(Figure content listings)
==*==

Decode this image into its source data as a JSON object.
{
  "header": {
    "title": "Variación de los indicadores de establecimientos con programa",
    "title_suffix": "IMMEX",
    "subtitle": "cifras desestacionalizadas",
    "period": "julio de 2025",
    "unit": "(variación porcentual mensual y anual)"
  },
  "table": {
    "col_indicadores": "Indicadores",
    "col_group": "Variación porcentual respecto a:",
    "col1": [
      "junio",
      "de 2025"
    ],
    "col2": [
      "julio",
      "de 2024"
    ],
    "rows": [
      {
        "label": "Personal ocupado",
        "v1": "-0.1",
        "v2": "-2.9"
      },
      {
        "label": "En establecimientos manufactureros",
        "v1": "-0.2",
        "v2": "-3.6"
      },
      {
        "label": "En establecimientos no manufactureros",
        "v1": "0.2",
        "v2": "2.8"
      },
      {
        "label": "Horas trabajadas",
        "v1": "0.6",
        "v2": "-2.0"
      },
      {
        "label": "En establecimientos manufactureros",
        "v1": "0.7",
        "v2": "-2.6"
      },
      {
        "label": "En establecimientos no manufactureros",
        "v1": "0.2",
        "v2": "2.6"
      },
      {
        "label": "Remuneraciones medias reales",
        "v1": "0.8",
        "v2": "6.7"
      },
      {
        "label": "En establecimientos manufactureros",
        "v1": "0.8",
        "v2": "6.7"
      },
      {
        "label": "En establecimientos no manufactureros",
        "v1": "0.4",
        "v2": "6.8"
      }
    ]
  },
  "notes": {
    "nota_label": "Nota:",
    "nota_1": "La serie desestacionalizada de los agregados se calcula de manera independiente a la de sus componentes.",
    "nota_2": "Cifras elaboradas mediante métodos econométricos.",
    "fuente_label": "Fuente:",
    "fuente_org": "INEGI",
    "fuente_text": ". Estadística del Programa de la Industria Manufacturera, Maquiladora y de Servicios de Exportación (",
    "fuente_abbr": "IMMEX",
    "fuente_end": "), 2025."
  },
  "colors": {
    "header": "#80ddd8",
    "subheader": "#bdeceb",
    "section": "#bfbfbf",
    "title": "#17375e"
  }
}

==*==

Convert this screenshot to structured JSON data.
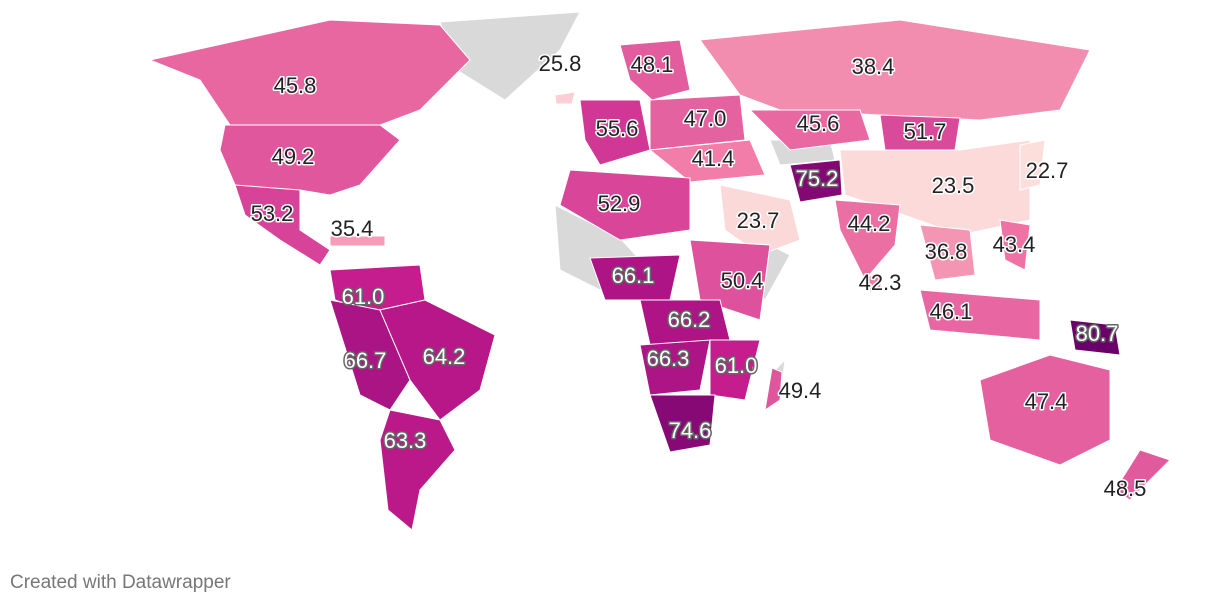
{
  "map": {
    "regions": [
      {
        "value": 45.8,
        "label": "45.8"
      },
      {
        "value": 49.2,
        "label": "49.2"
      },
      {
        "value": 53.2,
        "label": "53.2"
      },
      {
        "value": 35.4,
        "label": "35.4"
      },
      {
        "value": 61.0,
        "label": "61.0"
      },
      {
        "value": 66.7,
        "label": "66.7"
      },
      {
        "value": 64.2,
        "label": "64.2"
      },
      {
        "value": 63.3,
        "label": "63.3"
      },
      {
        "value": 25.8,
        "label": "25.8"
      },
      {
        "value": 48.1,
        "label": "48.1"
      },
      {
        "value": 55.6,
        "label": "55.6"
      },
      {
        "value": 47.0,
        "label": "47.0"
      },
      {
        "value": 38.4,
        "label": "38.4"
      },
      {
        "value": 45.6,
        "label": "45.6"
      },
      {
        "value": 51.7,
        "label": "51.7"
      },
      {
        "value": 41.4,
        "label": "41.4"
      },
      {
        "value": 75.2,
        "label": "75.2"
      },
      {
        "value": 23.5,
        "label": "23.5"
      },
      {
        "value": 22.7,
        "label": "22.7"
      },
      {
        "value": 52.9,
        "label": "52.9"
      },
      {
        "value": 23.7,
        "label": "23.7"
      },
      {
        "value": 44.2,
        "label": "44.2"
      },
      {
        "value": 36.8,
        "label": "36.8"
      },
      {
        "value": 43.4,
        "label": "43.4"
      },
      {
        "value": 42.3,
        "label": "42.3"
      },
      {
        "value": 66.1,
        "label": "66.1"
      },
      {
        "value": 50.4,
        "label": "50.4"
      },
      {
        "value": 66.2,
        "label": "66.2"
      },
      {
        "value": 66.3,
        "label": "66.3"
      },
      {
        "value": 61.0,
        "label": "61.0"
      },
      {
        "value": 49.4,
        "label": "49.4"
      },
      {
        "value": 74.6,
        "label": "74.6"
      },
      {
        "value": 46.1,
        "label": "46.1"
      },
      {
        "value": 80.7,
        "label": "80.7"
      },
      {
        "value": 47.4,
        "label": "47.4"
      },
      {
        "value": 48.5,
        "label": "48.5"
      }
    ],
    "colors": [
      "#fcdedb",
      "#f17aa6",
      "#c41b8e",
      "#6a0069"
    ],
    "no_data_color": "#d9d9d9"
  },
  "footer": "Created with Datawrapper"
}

==*==

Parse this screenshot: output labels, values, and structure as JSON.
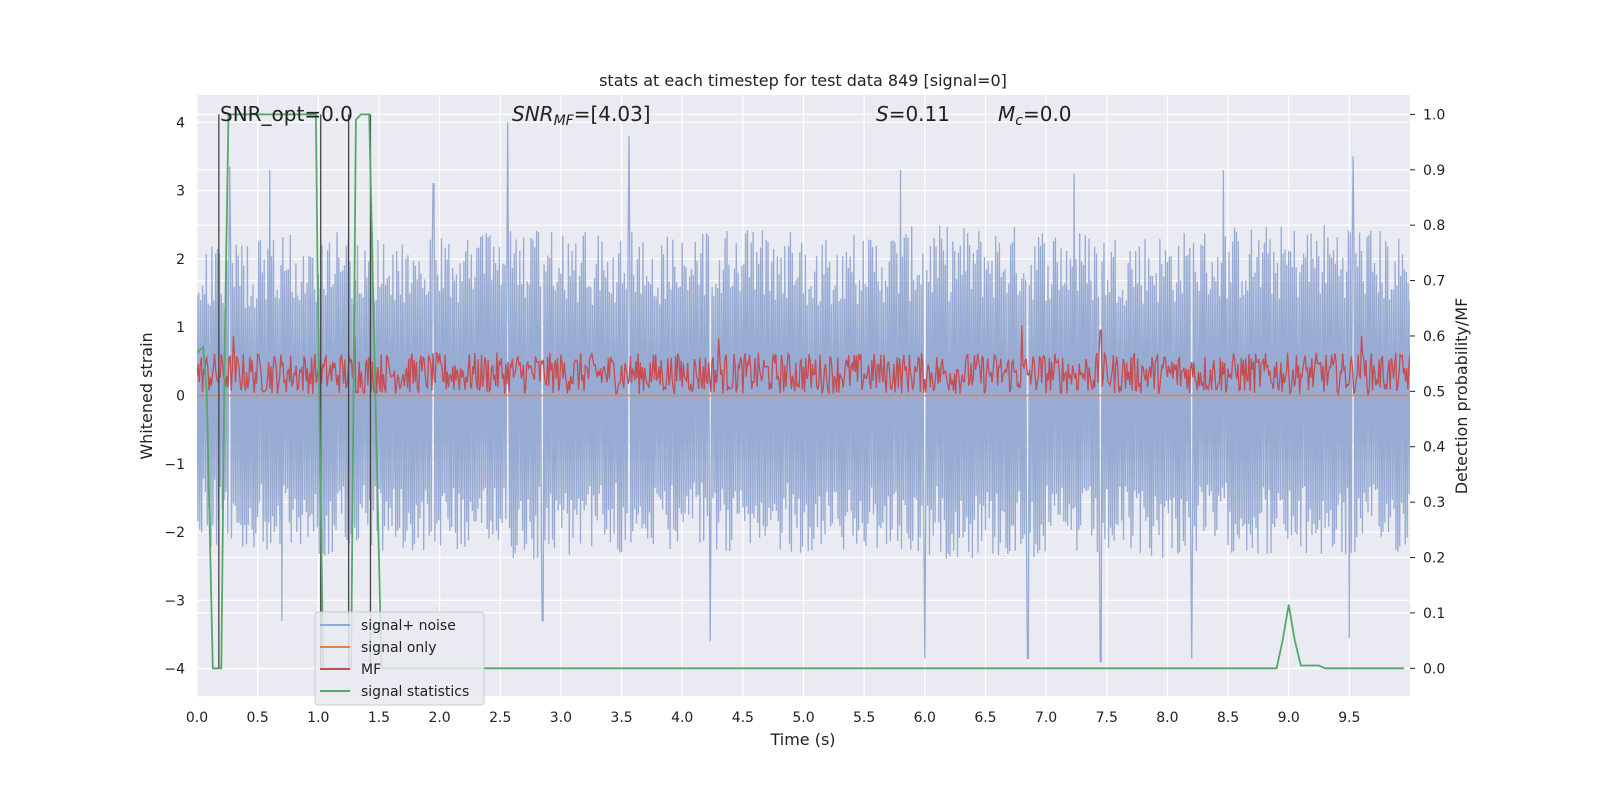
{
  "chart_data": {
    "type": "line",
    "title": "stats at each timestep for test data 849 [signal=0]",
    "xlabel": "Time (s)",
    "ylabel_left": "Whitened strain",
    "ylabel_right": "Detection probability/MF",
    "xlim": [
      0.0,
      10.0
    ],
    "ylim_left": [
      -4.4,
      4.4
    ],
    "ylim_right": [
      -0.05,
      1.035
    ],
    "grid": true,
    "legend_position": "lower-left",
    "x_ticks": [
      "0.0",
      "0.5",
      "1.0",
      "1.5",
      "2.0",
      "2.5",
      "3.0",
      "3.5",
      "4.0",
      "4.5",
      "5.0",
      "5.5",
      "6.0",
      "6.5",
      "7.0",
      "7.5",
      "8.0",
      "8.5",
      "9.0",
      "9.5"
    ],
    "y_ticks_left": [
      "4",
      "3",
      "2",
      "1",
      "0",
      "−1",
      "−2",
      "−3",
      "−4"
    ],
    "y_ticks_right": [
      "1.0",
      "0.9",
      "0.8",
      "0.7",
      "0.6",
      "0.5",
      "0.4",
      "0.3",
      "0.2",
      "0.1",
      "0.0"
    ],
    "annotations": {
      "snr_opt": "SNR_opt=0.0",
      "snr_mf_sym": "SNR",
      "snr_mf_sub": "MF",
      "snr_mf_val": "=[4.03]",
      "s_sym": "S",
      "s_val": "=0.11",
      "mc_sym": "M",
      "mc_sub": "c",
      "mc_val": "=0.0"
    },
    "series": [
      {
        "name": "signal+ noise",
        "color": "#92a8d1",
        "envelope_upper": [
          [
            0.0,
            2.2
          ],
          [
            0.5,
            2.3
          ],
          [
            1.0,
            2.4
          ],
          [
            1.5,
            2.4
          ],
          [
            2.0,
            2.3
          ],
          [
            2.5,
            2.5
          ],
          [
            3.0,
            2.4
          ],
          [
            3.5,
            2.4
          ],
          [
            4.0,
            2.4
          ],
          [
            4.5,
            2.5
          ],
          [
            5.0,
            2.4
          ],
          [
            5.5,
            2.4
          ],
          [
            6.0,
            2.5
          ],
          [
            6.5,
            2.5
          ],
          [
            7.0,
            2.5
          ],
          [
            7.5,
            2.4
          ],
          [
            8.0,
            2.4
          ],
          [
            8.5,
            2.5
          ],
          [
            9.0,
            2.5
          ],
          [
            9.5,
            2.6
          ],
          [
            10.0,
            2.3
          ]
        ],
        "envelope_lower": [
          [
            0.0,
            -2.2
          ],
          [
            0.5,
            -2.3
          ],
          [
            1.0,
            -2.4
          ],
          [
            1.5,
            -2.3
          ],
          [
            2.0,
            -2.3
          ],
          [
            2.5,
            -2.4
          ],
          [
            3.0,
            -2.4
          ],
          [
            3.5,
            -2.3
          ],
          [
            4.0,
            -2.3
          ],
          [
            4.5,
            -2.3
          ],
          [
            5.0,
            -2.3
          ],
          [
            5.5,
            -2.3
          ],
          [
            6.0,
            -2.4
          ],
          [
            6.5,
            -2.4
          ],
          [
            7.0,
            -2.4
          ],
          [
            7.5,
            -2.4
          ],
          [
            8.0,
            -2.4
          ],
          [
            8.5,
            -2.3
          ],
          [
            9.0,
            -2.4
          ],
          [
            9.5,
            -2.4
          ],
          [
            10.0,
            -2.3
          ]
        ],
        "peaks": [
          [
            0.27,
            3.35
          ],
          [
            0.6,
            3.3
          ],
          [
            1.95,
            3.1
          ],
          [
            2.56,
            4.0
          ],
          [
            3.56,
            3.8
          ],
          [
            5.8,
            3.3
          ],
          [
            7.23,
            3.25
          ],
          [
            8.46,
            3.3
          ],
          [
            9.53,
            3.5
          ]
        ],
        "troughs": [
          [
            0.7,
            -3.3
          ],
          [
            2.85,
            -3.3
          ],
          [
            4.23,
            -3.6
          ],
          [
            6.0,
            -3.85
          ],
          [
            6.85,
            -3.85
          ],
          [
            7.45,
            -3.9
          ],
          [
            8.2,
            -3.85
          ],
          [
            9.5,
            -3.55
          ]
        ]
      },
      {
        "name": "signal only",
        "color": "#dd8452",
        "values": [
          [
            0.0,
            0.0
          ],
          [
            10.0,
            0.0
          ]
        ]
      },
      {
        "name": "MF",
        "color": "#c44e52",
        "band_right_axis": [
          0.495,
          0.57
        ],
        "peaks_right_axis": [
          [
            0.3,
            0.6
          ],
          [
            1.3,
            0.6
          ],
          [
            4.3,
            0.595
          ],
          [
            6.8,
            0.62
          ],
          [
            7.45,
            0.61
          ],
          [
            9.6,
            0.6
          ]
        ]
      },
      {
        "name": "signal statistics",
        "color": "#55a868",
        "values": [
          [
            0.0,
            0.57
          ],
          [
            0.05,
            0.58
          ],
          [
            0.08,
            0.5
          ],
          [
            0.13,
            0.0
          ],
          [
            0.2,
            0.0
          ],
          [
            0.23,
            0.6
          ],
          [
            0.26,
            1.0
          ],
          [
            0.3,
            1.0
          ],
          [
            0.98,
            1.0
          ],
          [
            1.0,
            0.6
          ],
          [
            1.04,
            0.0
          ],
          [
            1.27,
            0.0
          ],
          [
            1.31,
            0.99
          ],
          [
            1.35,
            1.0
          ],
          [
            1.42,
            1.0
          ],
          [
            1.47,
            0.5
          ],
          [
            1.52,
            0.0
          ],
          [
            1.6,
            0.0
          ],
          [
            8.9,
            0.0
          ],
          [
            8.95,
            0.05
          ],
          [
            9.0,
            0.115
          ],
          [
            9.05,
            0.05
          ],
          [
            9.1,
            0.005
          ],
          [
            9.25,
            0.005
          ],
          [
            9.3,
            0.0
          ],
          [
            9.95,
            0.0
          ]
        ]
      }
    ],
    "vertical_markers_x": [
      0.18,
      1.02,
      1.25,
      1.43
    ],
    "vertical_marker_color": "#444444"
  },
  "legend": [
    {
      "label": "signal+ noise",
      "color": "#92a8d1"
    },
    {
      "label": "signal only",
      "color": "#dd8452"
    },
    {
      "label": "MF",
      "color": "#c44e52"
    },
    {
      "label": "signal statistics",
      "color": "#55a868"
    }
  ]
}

==*==

WRITTEN EXERCISE →
Scan the material for lines with the word "this", and copy each line you find.

FULL SOLUTION →
Decode this image into its source data as a JSON object.
Convert this screenshot to structured JSON data.
Parse this screenshot: output labels, values, and structure as JSON.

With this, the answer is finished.